## Exercise data
## Start

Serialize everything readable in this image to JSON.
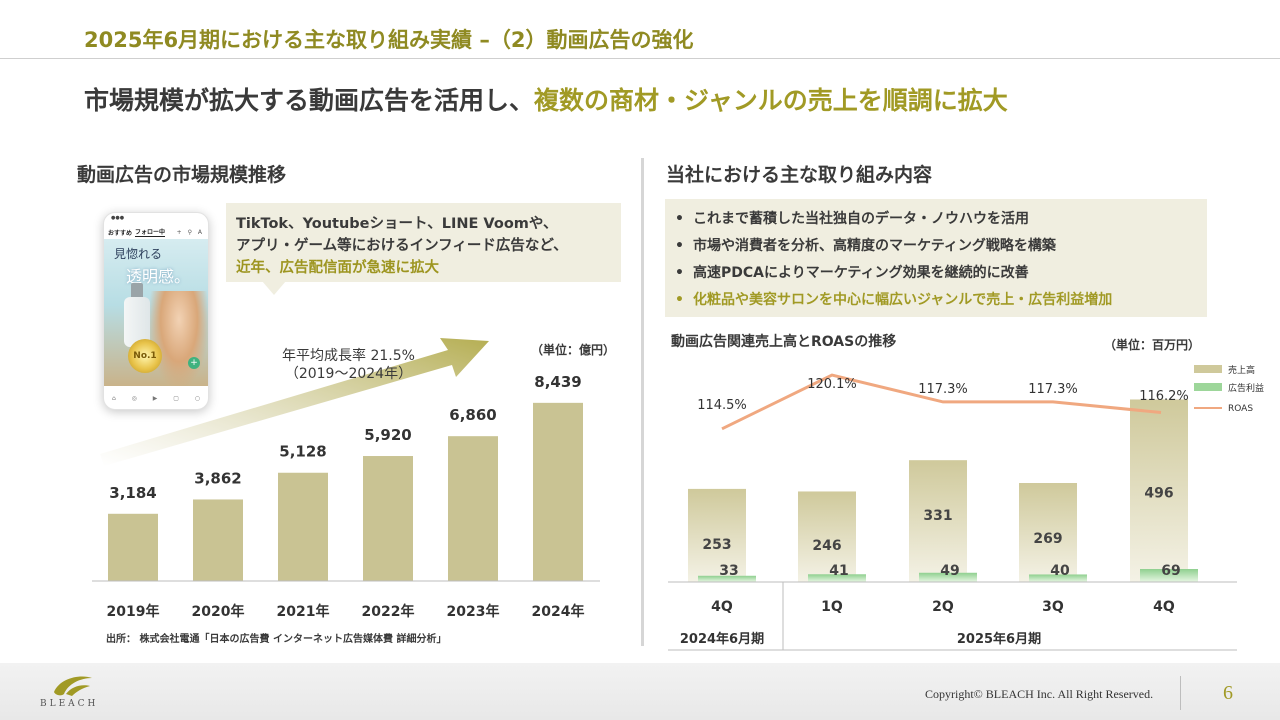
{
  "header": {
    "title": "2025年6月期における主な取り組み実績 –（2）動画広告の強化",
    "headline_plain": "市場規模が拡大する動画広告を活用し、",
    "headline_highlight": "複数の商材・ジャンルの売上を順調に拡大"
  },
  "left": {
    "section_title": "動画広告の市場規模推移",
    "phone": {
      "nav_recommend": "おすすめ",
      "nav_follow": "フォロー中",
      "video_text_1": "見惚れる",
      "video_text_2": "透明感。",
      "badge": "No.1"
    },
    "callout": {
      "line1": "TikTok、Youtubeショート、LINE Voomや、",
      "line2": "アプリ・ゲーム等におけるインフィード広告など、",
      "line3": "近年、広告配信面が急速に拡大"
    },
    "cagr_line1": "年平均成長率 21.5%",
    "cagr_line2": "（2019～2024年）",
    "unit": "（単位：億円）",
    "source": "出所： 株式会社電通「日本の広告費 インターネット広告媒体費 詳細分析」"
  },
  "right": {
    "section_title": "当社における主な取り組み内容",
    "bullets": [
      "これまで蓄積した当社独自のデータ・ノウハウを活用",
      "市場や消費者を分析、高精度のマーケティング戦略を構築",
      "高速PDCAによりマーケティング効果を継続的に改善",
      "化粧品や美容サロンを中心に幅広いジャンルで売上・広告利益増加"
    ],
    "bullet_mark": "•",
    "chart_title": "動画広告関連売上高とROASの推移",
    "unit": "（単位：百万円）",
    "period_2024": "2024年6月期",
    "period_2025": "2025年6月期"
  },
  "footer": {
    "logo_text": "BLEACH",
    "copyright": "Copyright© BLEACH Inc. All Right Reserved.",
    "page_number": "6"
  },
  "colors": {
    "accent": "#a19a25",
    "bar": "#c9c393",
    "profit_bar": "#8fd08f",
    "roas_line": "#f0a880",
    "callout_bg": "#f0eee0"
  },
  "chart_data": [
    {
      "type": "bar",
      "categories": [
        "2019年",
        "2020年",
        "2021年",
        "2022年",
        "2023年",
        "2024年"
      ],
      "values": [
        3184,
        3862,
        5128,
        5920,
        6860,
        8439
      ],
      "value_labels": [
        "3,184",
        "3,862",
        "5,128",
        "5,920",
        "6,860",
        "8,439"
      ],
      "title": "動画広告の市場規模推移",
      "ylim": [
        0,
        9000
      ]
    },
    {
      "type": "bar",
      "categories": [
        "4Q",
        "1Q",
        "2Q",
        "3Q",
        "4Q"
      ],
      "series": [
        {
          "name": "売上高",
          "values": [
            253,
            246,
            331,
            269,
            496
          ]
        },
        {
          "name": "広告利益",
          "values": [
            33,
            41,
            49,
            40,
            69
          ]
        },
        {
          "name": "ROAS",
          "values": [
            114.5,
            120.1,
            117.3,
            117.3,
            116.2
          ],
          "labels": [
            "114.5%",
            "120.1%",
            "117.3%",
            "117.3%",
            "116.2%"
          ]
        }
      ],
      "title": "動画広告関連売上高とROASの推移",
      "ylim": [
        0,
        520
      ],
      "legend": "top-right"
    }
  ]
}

## End
## Start

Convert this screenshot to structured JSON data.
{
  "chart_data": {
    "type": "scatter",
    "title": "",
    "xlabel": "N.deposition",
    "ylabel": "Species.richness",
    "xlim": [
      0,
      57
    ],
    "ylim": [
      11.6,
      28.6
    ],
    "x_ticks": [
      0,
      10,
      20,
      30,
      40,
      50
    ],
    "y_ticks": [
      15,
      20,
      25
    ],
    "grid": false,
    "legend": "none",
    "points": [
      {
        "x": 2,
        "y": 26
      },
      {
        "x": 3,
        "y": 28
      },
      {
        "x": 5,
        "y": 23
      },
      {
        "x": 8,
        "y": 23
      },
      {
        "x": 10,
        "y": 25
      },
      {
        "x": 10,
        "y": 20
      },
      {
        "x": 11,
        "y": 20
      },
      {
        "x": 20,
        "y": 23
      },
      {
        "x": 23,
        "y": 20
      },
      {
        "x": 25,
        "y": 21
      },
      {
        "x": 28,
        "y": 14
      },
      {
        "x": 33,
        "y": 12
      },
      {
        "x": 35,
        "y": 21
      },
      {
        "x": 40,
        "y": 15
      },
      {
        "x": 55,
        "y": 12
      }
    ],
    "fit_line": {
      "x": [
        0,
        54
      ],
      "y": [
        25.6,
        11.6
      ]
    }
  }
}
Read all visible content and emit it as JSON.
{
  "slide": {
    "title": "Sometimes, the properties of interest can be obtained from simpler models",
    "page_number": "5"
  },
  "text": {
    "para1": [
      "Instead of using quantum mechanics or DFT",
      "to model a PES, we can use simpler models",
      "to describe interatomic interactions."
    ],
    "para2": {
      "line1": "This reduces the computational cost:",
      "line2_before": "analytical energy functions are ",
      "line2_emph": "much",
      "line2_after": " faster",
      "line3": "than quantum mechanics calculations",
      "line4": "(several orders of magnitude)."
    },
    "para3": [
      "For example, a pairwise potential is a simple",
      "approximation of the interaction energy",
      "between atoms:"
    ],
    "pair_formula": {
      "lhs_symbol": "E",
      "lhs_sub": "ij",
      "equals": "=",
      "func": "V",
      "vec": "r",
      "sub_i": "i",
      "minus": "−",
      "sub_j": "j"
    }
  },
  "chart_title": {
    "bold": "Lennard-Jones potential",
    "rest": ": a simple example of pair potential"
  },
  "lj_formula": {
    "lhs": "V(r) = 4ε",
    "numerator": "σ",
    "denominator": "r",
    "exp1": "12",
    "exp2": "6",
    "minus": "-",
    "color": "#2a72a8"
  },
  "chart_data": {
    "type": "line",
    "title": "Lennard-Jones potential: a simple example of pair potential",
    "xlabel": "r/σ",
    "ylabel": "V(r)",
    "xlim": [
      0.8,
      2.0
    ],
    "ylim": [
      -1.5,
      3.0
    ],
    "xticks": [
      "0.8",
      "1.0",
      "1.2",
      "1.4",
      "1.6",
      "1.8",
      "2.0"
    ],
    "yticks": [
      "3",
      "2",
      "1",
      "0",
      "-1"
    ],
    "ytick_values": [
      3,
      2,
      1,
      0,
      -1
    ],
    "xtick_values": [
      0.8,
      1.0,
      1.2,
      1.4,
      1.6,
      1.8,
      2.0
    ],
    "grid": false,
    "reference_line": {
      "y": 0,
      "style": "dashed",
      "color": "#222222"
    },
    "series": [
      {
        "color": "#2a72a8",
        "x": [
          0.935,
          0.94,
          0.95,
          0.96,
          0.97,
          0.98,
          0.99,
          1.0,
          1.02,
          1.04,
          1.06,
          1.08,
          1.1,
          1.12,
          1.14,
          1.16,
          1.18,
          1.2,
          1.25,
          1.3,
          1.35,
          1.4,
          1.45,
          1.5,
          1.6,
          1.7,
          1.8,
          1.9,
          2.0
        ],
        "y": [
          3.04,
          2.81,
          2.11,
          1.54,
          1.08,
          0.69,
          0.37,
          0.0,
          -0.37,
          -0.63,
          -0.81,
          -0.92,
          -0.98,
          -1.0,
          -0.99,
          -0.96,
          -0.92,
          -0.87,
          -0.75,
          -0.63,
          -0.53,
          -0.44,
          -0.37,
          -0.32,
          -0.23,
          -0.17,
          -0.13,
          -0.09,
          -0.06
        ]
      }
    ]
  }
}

## End
## Start

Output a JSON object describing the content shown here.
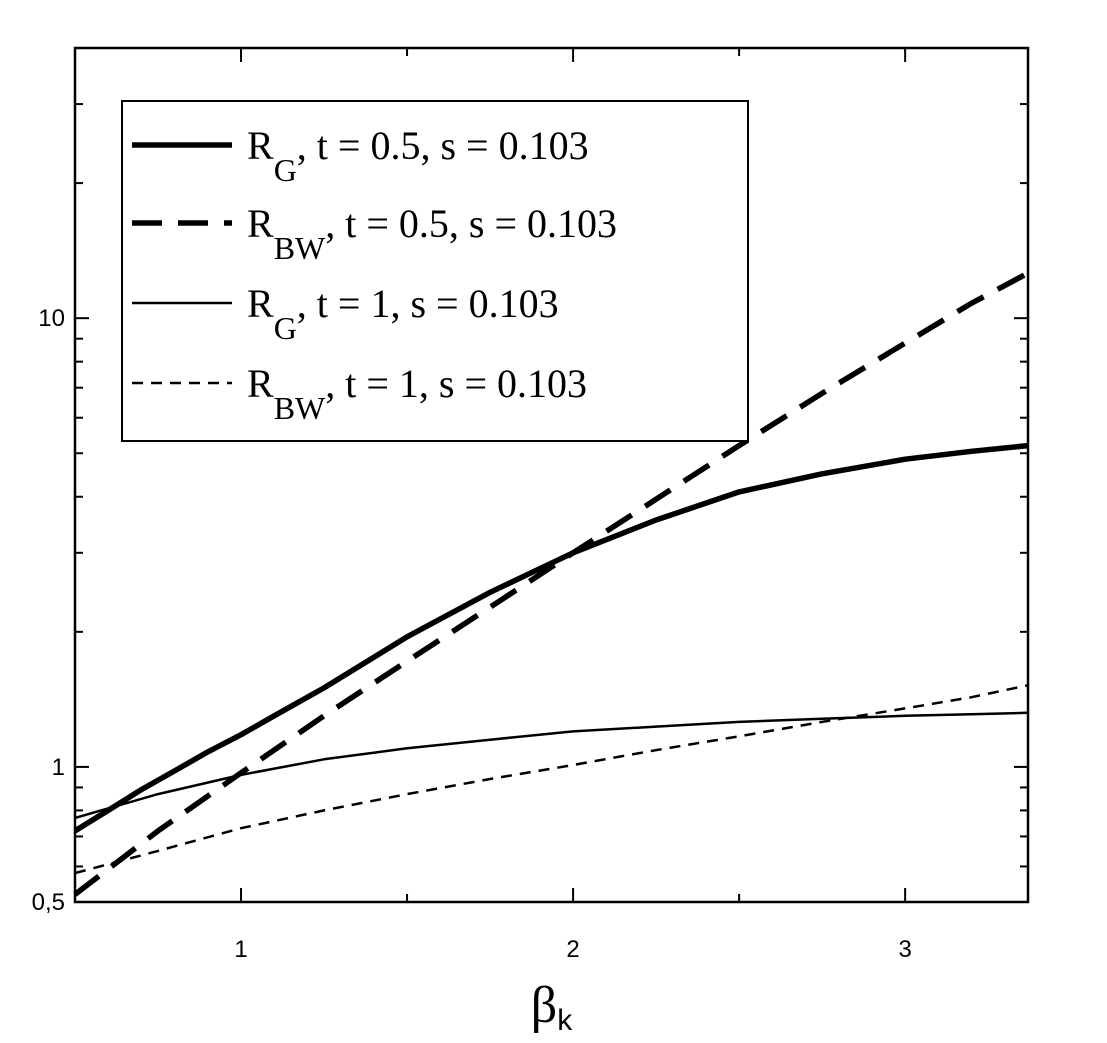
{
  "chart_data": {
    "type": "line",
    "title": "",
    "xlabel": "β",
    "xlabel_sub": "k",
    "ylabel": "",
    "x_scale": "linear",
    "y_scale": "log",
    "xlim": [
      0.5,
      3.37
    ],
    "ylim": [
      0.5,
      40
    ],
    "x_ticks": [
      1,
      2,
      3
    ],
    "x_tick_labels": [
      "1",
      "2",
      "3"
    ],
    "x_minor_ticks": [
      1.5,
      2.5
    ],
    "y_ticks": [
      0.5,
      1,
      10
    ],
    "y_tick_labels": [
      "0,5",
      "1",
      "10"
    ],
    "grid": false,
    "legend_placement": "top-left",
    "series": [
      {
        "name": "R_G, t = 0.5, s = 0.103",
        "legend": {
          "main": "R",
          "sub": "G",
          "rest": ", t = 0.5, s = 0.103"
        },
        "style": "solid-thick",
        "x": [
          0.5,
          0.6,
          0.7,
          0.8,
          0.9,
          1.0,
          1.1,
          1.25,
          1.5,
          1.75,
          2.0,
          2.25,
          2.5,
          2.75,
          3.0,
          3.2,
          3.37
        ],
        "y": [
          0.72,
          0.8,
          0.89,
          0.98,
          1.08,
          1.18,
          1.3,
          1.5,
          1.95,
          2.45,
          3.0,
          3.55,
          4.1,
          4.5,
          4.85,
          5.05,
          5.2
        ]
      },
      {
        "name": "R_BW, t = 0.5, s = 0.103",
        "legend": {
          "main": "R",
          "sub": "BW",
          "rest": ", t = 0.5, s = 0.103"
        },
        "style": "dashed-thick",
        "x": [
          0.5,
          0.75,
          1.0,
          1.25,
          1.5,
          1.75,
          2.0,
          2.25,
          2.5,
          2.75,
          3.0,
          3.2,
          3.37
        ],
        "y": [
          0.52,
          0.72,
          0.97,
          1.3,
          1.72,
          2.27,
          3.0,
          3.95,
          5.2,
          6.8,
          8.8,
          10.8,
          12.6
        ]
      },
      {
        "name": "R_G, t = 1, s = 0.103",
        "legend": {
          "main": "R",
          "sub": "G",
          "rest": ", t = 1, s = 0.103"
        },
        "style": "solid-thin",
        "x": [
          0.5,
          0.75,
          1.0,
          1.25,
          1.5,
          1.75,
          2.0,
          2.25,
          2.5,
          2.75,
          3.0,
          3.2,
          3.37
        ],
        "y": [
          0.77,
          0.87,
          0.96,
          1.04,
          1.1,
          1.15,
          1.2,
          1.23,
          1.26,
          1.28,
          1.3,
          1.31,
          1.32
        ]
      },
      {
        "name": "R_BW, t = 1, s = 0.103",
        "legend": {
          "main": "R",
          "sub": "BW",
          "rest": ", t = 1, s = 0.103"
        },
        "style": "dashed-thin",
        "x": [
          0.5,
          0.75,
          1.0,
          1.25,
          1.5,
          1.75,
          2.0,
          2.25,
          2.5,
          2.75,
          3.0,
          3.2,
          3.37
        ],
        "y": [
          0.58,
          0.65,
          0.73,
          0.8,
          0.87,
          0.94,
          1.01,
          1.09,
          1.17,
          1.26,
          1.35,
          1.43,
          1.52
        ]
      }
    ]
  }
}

## End

## Prompt
Across the data, tally the lines containing "style" and give back the number alone.

## Answer to the problem
5